• WHAT YOU ARE ASKED TO DO
Copy every record word for word.

(Collected data entries)
--------------------------------------------------
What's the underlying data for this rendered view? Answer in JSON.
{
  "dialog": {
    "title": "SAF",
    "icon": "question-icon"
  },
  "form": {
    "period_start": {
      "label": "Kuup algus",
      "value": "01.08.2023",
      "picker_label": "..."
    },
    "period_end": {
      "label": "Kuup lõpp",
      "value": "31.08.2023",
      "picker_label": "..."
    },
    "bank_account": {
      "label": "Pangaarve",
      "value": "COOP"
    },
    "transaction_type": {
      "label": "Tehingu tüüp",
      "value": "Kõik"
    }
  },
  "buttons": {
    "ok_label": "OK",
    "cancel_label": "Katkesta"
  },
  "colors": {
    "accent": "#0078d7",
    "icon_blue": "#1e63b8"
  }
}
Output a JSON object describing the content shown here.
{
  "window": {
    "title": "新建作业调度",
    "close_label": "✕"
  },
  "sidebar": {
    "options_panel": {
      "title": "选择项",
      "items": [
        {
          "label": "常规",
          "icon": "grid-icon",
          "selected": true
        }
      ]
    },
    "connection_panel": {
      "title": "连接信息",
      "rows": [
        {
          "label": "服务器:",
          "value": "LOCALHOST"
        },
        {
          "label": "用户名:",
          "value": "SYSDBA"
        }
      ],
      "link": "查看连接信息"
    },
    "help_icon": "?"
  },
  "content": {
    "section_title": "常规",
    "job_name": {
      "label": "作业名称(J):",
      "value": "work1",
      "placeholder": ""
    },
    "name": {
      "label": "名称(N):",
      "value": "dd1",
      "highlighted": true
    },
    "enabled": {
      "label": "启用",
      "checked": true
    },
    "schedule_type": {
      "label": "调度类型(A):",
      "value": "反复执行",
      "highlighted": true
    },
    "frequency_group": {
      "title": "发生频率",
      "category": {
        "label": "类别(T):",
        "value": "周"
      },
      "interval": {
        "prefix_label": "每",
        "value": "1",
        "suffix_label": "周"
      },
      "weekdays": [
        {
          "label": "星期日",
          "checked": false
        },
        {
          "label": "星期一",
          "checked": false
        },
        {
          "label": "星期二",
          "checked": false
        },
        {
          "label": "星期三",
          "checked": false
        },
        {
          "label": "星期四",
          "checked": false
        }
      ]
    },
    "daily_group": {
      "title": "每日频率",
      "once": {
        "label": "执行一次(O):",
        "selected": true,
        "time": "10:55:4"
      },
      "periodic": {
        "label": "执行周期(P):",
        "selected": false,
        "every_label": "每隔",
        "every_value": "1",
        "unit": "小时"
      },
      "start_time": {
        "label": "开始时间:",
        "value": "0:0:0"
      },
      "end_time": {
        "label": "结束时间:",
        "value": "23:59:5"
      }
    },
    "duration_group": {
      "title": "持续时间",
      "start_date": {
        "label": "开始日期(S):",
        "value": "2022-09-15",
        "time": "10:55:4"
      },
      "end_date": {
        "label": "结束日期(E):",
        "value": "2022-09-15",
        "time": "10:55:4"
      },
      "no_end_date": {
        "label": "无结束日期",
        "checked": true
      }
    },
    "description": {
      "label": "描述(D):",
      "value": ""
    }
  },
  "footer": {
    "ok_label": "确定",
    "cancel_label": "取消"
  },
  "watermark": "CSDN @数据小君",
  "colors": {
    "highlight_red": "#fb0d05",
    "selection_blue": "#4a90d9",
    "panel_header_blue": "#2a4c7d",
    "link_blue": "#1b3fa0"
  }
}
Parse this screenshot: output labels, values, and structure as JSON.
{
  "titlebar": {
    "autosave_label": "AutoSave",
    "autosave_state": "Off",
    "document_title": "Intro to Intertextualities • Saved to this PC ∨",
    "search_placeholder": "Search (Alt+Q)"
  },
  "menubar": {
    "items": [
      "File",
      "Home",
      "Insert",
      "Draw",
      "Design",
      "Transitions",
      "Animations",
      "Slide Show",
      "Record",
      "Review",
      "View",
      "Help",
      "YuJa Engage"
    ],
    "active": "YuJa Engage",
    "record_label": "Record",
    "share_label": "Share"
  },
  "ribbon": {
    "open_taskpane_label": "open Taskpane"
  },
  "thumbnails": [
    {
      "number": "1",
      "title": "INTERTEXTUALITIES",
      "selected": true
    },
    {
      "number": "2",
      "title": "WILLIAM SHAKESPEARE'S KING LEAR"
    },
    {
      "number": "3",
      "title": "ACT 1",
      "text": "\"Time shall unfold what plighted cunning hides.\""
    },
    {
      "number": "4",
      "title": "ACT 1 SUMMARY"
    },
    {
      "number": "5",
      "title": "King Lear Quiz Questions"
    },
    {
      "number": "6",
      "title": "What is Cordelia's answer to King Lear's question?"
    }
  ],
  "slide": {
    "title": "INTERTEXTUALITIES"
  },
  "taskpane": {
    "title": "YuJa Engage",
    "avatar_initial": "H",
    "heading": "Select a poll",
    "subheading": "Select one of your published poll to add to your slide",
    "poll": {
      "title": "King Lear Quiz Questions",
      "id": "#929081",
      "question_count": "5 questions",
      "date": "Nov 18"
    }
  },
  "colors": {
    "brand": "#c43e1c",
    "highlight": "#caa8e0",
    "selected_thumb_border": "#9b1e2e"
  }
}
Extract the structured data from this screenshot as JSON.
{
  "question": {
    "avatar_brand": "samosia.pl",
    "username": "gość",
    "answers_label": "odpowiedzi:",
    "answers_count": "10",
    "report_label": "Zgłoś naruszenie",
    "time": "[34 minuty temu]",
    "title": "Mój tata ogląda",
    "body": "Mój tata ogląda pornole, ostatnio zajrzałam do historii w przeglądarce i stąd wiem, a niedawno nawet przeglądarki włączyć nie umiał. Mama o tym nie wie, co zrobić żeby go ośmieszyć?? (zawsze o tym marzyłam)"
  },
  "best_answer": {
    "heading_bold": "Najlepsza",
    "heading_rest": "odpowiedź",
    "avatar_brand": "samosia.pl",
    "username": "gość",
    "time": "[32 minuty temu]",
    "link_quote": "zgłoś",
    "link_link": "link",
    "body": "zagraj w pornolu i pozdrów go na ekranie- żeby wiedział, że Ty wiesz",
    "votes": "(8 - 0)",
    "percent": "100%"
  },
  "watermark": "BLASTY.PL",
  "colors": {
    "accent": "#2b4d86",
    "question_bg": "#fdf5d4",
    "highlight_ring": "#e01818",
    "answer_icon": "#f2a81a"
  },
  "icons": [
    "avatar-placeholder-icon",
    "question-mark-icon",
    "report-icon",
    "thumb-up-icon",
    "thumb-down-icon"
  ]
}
--------------------------------------------------
• EXERCISE OUTPUT
What's the underlying data for this rendered view? Answer in JSON.
{
  "dialog": {
    "title": "SAF",
    "icon": "question-icon"
  },
  "form": {
    "period_start": {
      "label": "Kuup algus",
      "value": "01.08.2023",
      "picker_label": "..."
    },
    "period_end": {
      "label": "Kuup lõpp",
      "value": "31.08.2023",
      "picker_label": "..."
    },
    "bank_account": {
      "label": "Pangaarve",
      "value": "COOP"
    },
    "transaction_type": {
      "label": "Tehingu tüüp",
      "value": "Kõik"
    }
  },
  "buttons": {
    "ok_label": "OK",
    "cancel_label": "Katkesta"
  },
  "colors": {
    "accent": "#0078d7",
    "icon_blue": "#1e63b8"
  }
}
Output a JSON object describing the content shown here.
{
  "window": {
    "title": "新建作业调度",
    "close_label": "✕"
  },
  "sidebar": {
    "options_panel": {
      "title": "选择项",
      "items": [
        {
          "label": "常规",
          "icon": "grid-icon",
          "selected": true
        }
      ]
    },
    "connection_panel": {
      "title": "连接信息",
      "rows": [
        {
          "label": "服务器:",
          "value": "LOCALHOST"
        },
        {
          "label": "用户名:",
          "value": "SYSDBA"
        }
      ],
      "link": "查看连接信息"
    },
    "help_icon": "?"
  },
  "content": {
    "section_title": "常规",
    "job_name": {
      "label": "作业名称(J):",
      "value": "work1",
      "placeholder": ""
    },
    "name": {
      "label": "名称(N):",
      "value": "dd1",
      "highlighted": true
    },
    "enabled": {
      "label": "启用",
      "checked": true
    },
    "schedule_type": {
      "label": "调度类型(A):",
      "value": "反复执行",
      "highlighted": true
    },
    "frequency_group": {
      "title": "发生频率",
      "category": {
        "label": "类别(T):",
        "value": "周"
      },
      "interval": {
        "prefix_label": "每",
        "value": "1",
        "suffix_label": "周"
      },
      "weekdays": [
        {
          "label": "星期日",
          "checked": false
        },
        {
          "label": "星期一",
          "checked": false
        },
        {
          "label": "星期二",
          "checked": false
        },
        {
          "label": "星期三",
          "checked": false
        },
        {
          "label": "星期四",
          "checked": false
        }
      ]
    },
    "daily_group": {
      "title": "每日频率",
      "once": {
        "label": "执行一次(O):",
        "selected": true,
        "time": "10:55:4"
      },
      "periodic": {
        "label": "执行周期(P):",
        "selected": false,
        "every_label": "每隔",
        "every_value": "1",
        "unit": "小时"
      },
      "start_time": {
        "label": "开始时间:",
        "value": "0:0:0"
      },
      "end_time": {
        "label": "结束时间:",
        "value": "23:59:5"
      }
    },
    "duration_group": {
      "title": "持续时间",
      "start_date": {
        "label": "开始日期(S):",
        "value": "2022-09-15",
        "time": "10:55:4"
      },
      "end_date": {
        "label": "结束日期(E):",
        "value": "2022-09-15",
        "time": "10:55:4"
      },
      "no_end_date": {
        "label": "无结束日期",
        "checked": true
      }
    },
    "description": {
      "label": "描述(D):",
      "value": ""
    }
  },
  "footer": {
    "ok_label": "确定",
    "cancel_label": "取消"
  },
  "watermark": "CSDN @数据小君",
  "colors": {
    "highlight_red": "#fb0d05",
    "selection_blue": "#4a90d9",
    "panel_header_blue": "#2a4c7d",
    "link_blue": "#1b3fa0"
  }
}
Parse this screenshot: output labels, values, and structure as JSON.
{
  "titlebar": {
    "autosave_label": "AutoSave",
    "autosave_state": "Off",
    "document_title": "Intro to Intertextualities • Saved to this PC ∨",
    "search_placeholder": "Search (Alt+Q)"
  },
  "menubar": {
    "items": [
      "File",
      "Home",
      "Insert",
      "Draw",
      "Design",
      "Transitions",
      "Animations",
      "Slide Show",
      "Record",
      "Review",
      "View",
      "Help",
      "YuJa Engage"
    ],
    "active": "YuJa Engage",
    "record_label": "Record",
    "share_label": "Share"
  },
  "ribbon": {
    "open_taskpane_label": "open Taskpane"
  },
  "thumbnails": [
    {
      "number": "1",
      "title": "INTERTEXTUALITIES",
      "selected": true
    },
    {
      "number": "2",
      "title": "WILLIAM SHAKESPEARE'S KING LEAR"
    },
    {
      "number": "3",
      "title": "ACT 1",
      "text": "\"Time shall unfold what plighted cunning hides.\""
    },
    {
      "number": "4",
      "title": "ACT 1 SUMMARY"
    },
    {
      "number": "5",
      "title": "King Lear Quiz Questions"
    },
    {
      "number": "6",
      "title": "What is Cordelia's answer to King Lear's question?"
    }
  ],
  "slide": {
    "title": "INTERTEXTUALITIES"
  },
  "taskpane": {
    "title": "YuJa Engage",
    "avatar_initial": "H",
    "heading": "Select a poll",
    "subheading": "Select one of your published poll to add to your slide",
    "poll": {
      "title": "King Lear Quiz Questions",
      "id": "#929081",
      "question_count": "5 questions",
      "date": "Nov 18"
    }
  },
  "colors": {
    "brand": "#c43e1c",
    "highlight": "#caa8e0",
    "selected_thumb_border": "#9b1e2e"
  }
}
Extract the structured data from this screenshot as JSON.
{
  "question": {
    "avatar_brand": "samosia.pl",
    "username": "gość",
    "answers_label": "odpowiedzi:",
    "answers_count": "10",
    "report_label": "Zgłoś naruszenie",
    "time": "[34 minuty temu]",
    "title": "Mój tata ogląda",
    "body": "Mój tata ogląda pornole, ostatnio zajrzałam do historii w przeglądarce i stąd wiem, a niedawno nawet przeglądarki włączyć nie umiał. Mama o tym nie wie, co zrobić żeby go ośmieszyć?? (zawsze o tym marzyłam)"
  },
  "best_answer": {
    "heading_bold": "Najlepsza",
    "heading_rest": "odpowiedź",
    "avatar_brand": "samosia.pl",
    "username": "gość",
    "time": "[32 minuty temu]",
    "link_quote": "zgłoś",
    "link_link": "link",
    "body": "zagraj w pornolu i pozdrów go na ekranie- żeby wiedział, że Ty wiesz",
    "votes": "(8 - 0)",
    "percent": "100%"
  },
  "watermark": "BLASTY.PL",
  "colors": {
    "accent": "#2b4d86",
    "question_bg": "#fdf5d4",
    "highlight_ring": "#e01818",
    "answer_icon": "#f2a81a"
  },
  "icons": [
    "avatar-placeholder-icon",
    "question-mark-icon",
    "report-icon",
    "thumb-up-icon",
    "thumb-down-icon"
  ]
}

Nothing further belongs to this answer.